Identify and pull out each line of the entries in which "Read" occurs.

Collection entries
++++++++++++++++++++
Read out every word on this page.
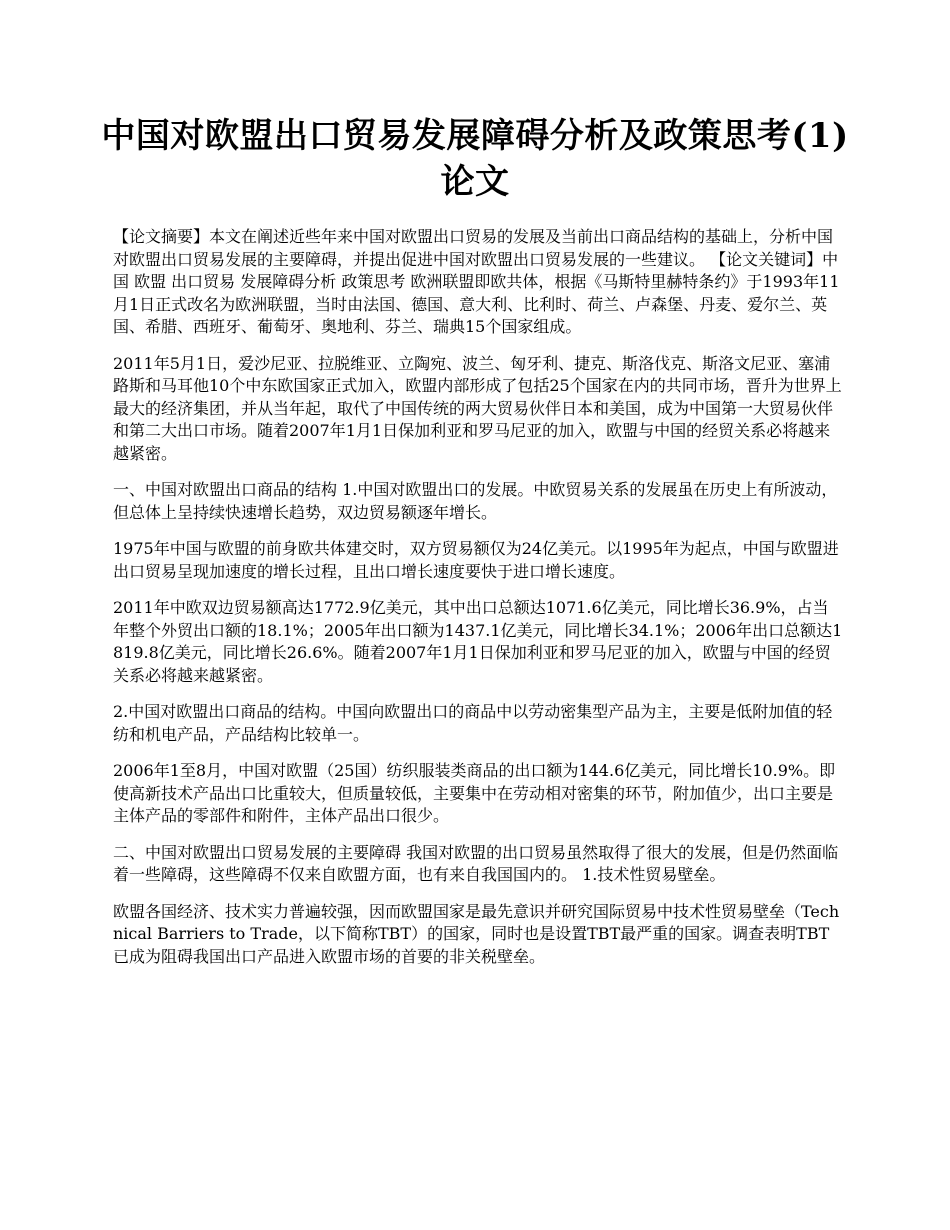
中国对欧盟出口贸易发展障碍分析及政策思考(1)论文

【论文摘要】本文在阐述近些年来中国对欧盟出口贸易的发展及当前出口商品结构的基础上，分析中国对欧盟出口贸易发展的主要障碍，并提出促进中国对欧盟出口贸易发展的一些建议。 【论文关键词】中国 欧盟 出口贸易 发展障碍分析 政策思考 欧洲联盟即欧共体，根据《马斯特里赫特条约》于1993年11月1日正式改名为欧洲联盟，当时由法国、德国、意大利、比利时、荷兰、卢森堡、丹麦、爱尔兰、英国、希腊、西班牙、葡萄牙、奥地利、芬兰、瑞典15个国家组成。

2011年5月1日，爱沙尼亚、拉脱维亚、立陶宛、波兰、匈牙利、捷克、斯洛伐克、斯洛文尼亚、塞浦路斯和马耳他10个中东欧国家正式加入，欧盟内部形成了包括25个国家在内的共同市场，晋升为世界上最大的经济集团，并从当年起，取代了中国传统的两大贸易伙伴日本和美国，成为中国第一大贸易伙伴和第二大出口市场。随着2007年1月1日保加利亚和罗马尼亚的加入，欧盟与中国的经贸关系必将越来越紧密。

一、中国对欧盟出口商品的结构 1.中国对欧盟出口的发展。中欧贸易关系的发展虽在历史上有所波动，但总体上呈持续快速增长趋势，双边贸易额逐年增长。

1975年中国与欧盟的前身欧共体建交时，双方贸易额仅为24亿美元。以1995年为起点，中国与欧盟进出口贸易呈现加速度的增长过程，且出口增长速度要快于进口增长速度。

2011年中欧双边贸易额高达1772.9亿美元，其中出口总额达1071.6亿美元，同比增长36.9%，占当年整个外贸出口额的18.1%；2005年出口额为1437.1亿美元，同比增长34.1%；2006年出口总额达1819.8亿美元，同比增长26.6%。随着2007年1月1日保加利亚和罗马尼亚的加入，欧盟与中国的经贸关系必将越来越紧密。

2.中国对欧盟出口商品的结构。中国向欧盟出口的商品中以劳动密集型产品为主，主要是低附加值的轻纺和机电产品，产品结构比较单一。

2006年1至8月，中国对欧盟（25国）纺织服装类商品的出口额为144.6亿美元，同比增长10.9%。即使高新技术产品出口比重较大，但质量较低，主要集中在劳动相对密集的环节，附加值少，出口主要是主体产品的零部件和附件，主体产品出口很少。

二、中国对欧盟出口贸易发展的主要障碍 我国对欧盟的出口贸易虽然取得了很大的发展，但是仍然面临着一些障碍，这些障碍不仅来自欧盟方面，也有来自我国国内的。 1.技术性贸易壁垒。

欧盟各国经济、技术实力普遍较强，因而欧盟国家是最先意识并研究国际贸易中技术性贸易壁垒（Technical Barriers to Trade，以下简称TBT）的国家，同时也是设置TBT最严重的国家。调查表明TBT已成为阻碍我国出口产品进入欧盟市场的首要的非关税壁垒。
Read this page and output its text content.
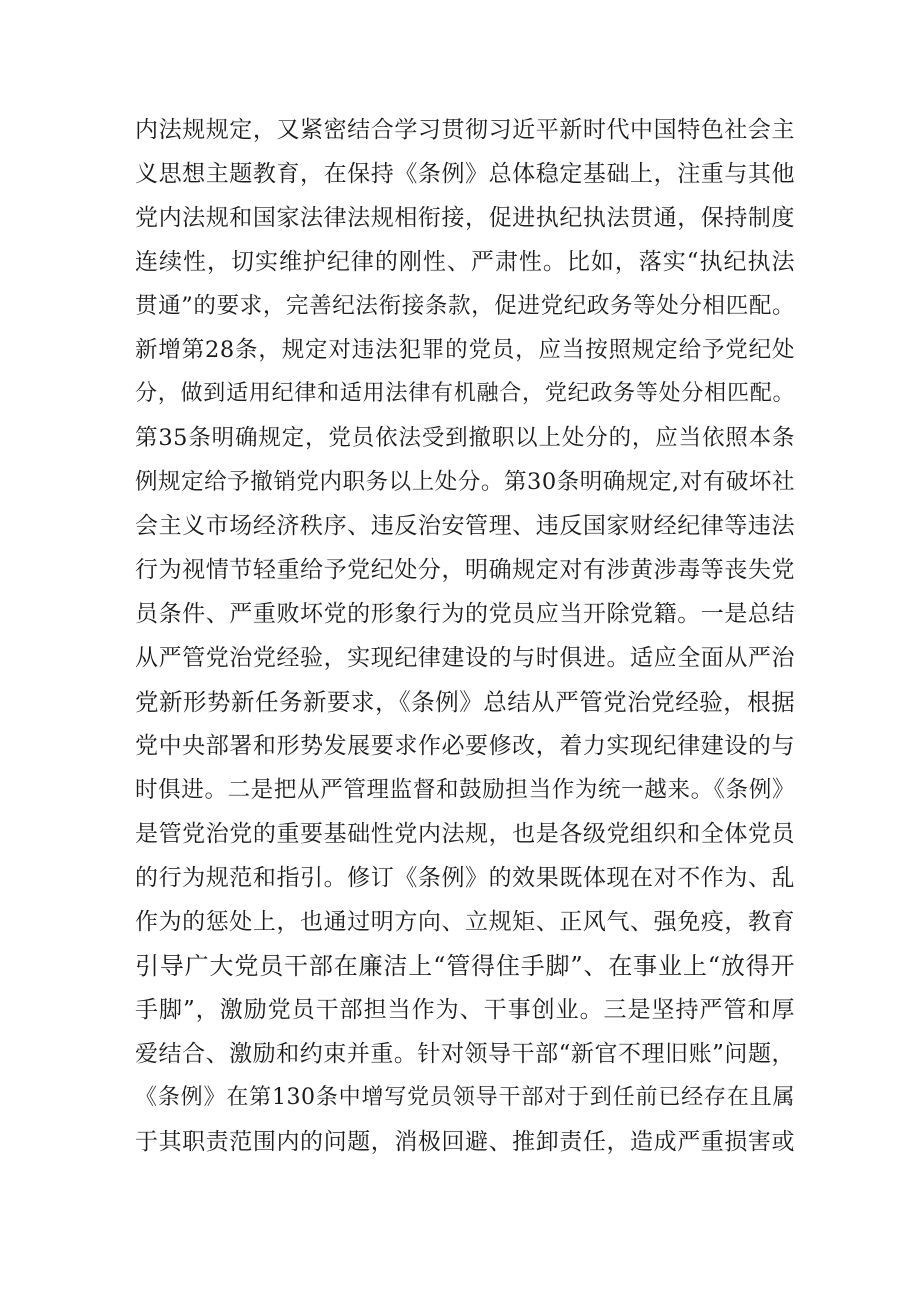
内法规规定，又紧密结合学习贯彻习近平新时代中国特色社会主
义思想主题教育，在保持《条例》总体稳定基础上，注重与其他
党内法规和国家法律法规相衔接，促进执纪执法贯通，保持制度
连续性，切实维护纪律的刚性、严肃性。比如，落实“执纪执法
贯通”的要求，完善纪法衔接条款，促进党纪政务等处分相匹配。
新增第28条，规定对违法犯罪的党员，应当按照规定给予党纪处
分，做到适用纪律和适用法律有机融合，党纪政务等处分相匹配。
第35条明确规定，党员依法受到撤职以上处分的，应当依照本条
例规定给予撤销党内职务以上处分。第30条明确规定,对有破坏社
会主义市场经济秩序、违反治安管理、违反国家财经纪律等违法
行为视情节轻重给予党纪处分，明确规定对有涉黄涉毒等丧失党
员条件、严重败坏党的形象行为的党员应当开除党籍。一是总结
从严管党治党经验，实现纪律建设的与时俱进。适应全面从严治
党新形势新任务新要求，《条例》总结从严管党治党经验，根据
党中央部署和形势发展要求作必要修改，着力实现纪律建设的与
时俱进。二是把从严管理监督和鼓励担当作为统一越来。《条例》
是管党治党的重要基础性党内法规，也是各级党组织和全体党员
的行为规范和指引。修订《条例》的效果既体现在对不作为、乱
作为的惩处上，也通过明方向、立规矩、正风气、强免疫，教育
引导广大党员干部在廉洁上“管得住手脚”、在事业上“放得开
手脚”，激励党员干部担当作为、干事创业。三是坚持严管和厚
爱结合、激励和约束并重。针对领导干部“新官不理旧账”问题，
《条例》在第130条中增写党员领导干部对于到任前已经存在且属
于其职责范围内的问题，消极回避、推卸责任，造成严重损害或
++++++++++++++++++++
Answer to the exercise:
Read out every word on this page.
Read this page and output its text content.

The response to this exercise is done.